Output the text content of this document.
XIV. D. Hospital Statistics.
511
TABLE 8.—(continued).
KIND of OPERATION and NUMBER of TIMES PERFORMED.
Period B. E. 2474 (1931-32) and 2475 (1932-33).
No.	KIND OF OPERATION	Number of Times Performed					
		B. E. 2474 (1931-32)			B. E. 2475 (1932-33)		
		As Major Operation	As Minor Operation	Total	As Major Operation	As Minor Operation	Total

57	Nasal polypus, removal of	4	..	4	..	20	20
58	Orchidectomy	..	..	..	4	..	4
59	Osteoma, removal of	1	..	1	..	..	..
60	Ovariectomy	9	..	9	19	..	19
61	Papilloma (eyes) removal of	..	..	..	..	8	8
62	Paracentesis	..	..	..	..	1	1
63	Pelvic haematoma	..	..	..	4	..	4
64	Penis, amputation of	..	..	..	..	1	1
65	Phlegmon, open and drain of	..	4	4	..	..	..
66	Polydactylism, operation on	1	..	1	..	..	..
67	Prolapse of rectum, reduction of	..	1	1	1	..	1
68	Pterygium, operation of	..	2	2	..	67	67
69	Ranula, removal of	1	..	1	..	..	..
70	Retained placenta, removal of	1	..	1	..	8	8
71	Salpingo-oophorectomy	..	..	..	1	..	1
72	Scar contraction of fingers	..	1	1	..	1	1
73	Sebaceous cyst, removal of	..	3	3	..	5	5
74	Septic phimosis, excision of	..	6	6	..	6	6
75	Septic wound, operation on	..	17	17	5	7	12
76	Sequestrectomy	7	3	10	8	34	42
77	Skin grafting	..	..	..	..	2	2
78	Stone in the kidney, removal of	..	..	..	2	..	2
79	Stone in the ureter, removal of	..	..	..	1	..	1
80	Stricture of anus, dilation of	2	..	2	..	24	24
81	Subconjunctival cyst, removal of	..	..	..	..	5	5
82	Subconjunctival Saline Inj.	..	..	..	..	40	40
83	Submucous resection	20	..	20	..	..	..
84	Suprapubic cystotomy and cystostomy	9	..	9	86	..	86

——

**Work required**
Find every line in the records that contains the word "KIND"; copy those lines.

**Written solution**
KIND of OPERATION and NUMBER of TIMES PERFORMED.
No.	KIND OF OPERATION	Number of Times Performed					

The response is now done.